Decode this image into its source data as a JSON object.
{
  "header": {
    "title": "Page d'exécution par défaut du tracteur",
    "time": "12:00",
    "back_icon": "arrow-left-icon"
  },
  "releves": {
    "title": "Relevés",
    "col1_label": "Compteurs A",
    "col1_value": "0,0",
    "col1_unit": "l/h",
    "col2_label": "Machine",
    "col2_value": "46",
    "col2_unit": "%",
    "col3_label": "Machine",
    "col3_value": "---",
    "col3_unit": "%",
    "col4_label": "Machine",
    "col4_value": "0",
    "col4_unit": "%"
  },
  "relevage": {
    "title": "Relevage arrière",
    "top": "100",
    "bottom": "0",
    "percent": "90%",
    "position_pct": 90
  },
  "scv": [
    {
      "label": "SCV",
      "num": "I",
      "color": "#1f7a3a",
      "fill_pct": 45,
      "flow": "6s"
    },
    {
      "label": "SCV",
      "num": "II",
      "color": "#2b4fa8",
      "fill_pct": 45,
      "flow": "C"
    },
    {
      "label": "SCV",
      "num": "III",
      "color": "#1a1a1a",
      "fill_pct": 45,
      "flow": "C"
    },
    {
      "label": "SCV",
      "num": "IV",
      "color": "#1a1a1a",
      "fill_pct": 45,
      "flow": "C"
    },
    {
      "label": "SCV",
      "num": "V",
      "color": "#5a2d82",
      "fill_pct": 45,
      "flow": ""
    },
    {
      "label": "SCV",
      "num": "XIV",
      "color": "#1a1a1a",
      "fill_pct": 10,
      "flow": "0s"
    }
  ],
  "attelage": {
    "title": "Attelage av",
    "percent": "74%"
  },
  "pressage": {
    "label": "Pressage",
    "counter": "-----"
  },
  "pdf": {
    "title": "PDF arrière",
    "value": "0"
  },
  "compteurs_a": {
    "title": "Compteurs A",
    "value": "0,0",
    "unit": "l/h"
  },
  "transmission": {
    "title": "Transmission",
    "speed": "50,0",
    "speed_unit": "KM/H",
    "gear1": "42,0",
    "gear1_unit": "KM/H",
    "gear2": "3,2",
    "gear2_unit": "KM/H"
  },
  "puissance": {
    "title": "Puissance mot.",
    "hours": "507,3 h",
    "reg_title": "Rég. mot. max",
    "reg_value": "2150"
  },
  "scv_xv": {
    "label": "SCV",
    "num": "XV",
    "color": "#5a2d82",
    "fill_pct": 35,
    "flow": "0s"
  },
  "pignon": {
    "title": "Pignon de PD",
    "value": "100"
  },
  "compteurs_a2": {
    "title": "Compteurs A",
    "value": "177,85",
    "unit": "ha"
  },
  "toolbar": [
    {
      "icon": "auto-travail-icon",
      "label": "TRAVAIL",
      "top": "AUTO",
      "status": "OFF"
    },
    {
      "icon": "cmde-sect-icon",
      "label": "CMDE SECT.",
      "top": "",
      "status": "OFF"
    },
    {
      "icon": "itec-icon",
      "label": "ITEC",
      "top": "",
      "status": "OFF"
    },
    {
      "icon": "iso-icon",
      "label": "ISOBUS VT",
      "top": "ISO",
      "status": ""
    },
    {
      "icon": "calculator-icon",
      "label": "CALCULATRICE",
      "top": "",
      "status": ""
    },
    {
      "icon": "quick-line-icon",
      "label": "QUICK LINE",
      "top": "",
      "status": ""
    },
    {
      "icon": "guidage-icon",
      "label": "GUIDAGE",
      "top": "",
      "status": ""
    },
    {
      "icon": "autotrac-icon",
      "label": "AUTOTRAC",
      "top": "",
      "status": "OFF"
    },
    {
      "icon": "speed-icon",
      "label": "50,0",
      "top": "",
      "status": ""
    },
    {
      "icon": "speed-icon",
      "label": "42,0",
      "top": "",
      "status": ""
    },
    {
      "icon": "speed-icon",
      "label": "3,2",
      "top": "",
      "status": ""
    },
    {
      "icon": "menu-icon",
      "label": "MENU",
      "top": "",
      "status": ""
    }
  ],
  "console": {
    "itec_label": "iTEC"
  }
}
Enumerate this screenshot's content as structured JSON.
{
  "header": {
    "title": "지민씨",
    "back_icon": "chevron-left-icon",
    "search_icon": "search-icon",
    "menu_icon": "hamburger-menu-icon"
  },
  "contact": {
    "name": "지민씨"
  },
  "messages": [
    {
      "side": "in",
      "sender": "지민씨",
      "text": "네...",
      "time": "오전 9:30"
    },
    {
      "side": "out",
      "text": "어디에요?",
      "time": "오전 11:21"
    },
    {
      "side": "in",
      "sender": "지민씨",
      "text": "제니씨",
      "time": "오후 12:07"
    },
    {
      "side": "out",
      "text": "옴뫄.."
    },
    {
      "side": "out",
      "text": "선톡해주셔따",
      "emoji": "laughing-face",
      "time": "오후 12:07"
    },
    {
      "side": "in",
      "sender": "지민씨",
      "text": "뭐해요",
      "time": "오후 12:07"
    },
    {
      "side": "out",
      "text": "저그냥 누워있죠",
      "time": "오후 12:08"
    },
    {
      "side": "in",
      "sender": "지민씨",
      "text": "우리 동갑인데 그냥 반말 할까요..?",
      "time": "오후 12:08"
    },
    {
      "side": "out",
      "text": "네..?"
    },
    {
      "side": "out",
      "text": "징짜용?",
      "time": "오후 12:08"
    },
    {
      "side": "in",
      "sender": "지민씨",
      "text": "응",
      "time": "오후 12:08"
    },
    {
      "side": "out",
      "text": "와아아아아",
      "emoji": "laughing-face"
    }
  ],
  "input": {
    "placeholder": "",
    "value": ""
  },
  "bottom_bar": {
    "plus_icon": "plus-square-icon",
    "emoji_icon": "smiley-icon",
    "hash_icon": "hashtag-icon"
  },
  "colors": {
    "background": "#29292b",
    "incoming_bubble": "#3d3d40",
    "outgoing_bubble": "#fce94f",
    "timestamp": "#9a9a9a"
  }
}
################
▶ **What is being asked**: Hand back the material above in full, exactly as written.

▶ **Result of the exercise**:
Decode this image into its source data as a JSON object.
{
  "header": {
    "title": "Page d'exécution par défaut du tracteur",
    "time": "12:00",
    "back_icon": "arrow-left-icon"
  },
  "releves": {
    "title": "Relevés",
    "col1_label": "Compteurs A",
    "col1_value": "0,0",
    "col1_unit": "l/h",
    "col2_label": "Machine",
    "col2_value": "46",
    "col2_unit": "%",
    "col3_label": "Machine",
    "col3_value": "---",
    "col3_unit": "%",
    "col4_label": "Machine",
    "col4_value": "0",
    "col4_unit": "%"
  },
  "relevage": {
    "title": "Relevage arrière",
    "top": "100",
    "bottom": "0",
    "percent": "90%",
    "position_pct": 90
  },
  "scv": [
    {
      "label": "SCV",
      "num": "I",
      "color": "#1f7a3a",
      "fill_pct": 45,
      "flow": "6s"
    },
    {
      "label": "SCV",
      "num": "II",
      "color": "#2b4fa8",
      "fill_pct": 45,
      "flow": "C"
    },
    {
      "label": "SCV",
      "num": "III",
      "color": "#1a1a1a",
      "fill_pct": 45,
      "flow": "C"
    },
    {
      "label": "SCV",
      "num": "IV",
      "color": "#1a1a1a",
      "fill_pct": 45,
      "flow": "C"
    },
    {
      "label": "SCV",
      "num": "V",
      "color": "#5a2d82",
      "fill_pct": 45,
      "flow": ""
    },
    {
      "label": "SCV",
      "num": "XIV",
      "color": "#1a1a1a",
      "fill_pct": 10,
      "flow": "0s"
    }
  ],
  "attelage": {
    "title": "Attelage av",
    "percent": "74%"
  },
  "pressage": {
    "label": "Pressage",
    "counter": "-----"
  },
  "pdf": {
    "title": "PDF arrière",
    "value": "0"
  },
  "compteurs_a": {
    "title": "Compteurs A",
    "value": "0,0",
    "unit": "l/h"
  },
  "transmission": {
    "title": "Transmission",
    "speed": "50,0",
    "speed_unit": "KM/H",
    "gear1": "42,0",
    "gear1_unit": "KM/H",
    "gear2": "3,2",
    "gear2_unit": "KM/H"
  },
  "puissance": {
    "title": "Puissance mot.",
    "hours": "507,3 h",
    "reg_title": "Rég. mot. max",
    "reg_value": "2150"
  },
  "scv_xv": {
    "label": "SCV",
    "num": "XV",
    "color": "#5a2d82",
    "fill_pct": 35,
    "flow": "0s"
  },
  "pignon": {
    "title": "Pignon de PD",
    "value": "100"
  },
  "compteurs_a2": {
    "title": "Compteurs A",
    "value": "177,85",
    "unit": "ha"
  },
  "toolbar": [
    {
      "icon": "auto-travail-icon",
      "label": "TRAVAIL",
      "top": "AUTO",
      "status": "OFF"
    },
    {
      "icon": "cmde-sect-icon",
      "label": "CMDE SECT.",
      "top": "",
      "status": "OFF"
    },
    {
      "icon": "itec-icon",
      "label": "ITEC",
      "top": "",
      "status": "OFF"
    },
    {
      "icon": "iso-icon",
      "label": "ISOBUS VT",
      "top": "ISO",
      "status": ""
    },
    {
      "icon": "calculator-icon",
      "label": "CALCULATRICE",
      "top": "",
      "status": ""
    },
    {
      "icon": "quick-line-icon",
      "label": "QUICK LINE",
      "top": "",
      "status": ""
    },
    {
      "icon": "guidage-icon",
      "label": "GUIDAGE",
      "top": "",
      "status": ""
    },
    {
      "icon": "autotrac-icon",
      "label": "AUTOTRAC",
      "top": "",
      "status": "OFF"
    },
    {
      "icon": "speed-icon",
      "label": "50,0",
      "top": "",
      "status": ""
    },
    {
      "icon": "speed-icon",
      "label": "42,0",
      "top": "",
      "status": ""
    },
    {
      "icon": "speed-icon",
      "label": "3,2",
      "top": "",
      "status": ""
    },
    {
      "icon": "menu-icon",
      "label": "MENU",
      "top": "",
      "status": ""
    }
  ],
  "console": {
    "itec_label": "iTEC"
  }
}
Enumerate this screenshot's content as structured JSON.
{
  "header": {
    "title": "지민씨",
    "back_icon": "chevron-left-icon",
    "search_icon": "search-icon",
    "menu_icon": "hamburger-menu-icon"
  },
  "contact": {
    "name": "지민씨"
  },
  "messages": [
    {
      "side": "in",
      "sender": "지민씨",
      "text": "네...",
      "time": "오전 9:30"
    },
    {
      "side": "out",
      "text": "어디에요?",
      "time": "오전 11:21"
    },
    {
      "side": "in",
      "sender": "지민씨",
      "text": "제니씨",
      "time": "오후 12:07"
    },
    {
      "side": "out",
      "text": "옴뫄.."
    },
    {
      "side": "out",
      "text": "선톡해주셔따",
      "emoji": "laughing-face",
      "time": "오후 12:07"
    },
    {
      "side": "in",
      "sender": "지민씨",
      "text": "뭐해요",
      "time": "오후 12:07"
    },
    {
      "side": "out",
      "text": "저그냥 누워있죠",
      "time": "오후 12:08"
    },
    {
      "side": "in",
      "sender": "지민씨",
      "text": "우리 동갑인데 그냥 반말 할까요..?",
      "time": "오후 12:08"
    },
    {
      "side": "out",
      "text": "네..?"
    },
    {
      "side": "out",
      "text": "징짜용?",
      "time": "오후 12:08"
    },
    {
      "side": "in",
      "sender": "지민씨",
      "text": "응",
      "time": "오후 12:08"
    },
    {
      "side": "out",
      "text": "와아아아아",
      "emoji": "laughing-face"
    }
  ],
  "input": {
    "placeholder": "",
    "value": ""
  },
  "bottom_bar": {
    "plus_icon": "plus-square-icon",
    "emoji_icon": "smiley-icon",
    "hash_icon": "hashtag-icon"
  },
  "colors": {
    "background": "#29292b",
    "incoming_bubble": "#3d3d40",
    "outgoing_bubble": "#fce94f",
    "timestamp": "#9a9a9a"
  }
}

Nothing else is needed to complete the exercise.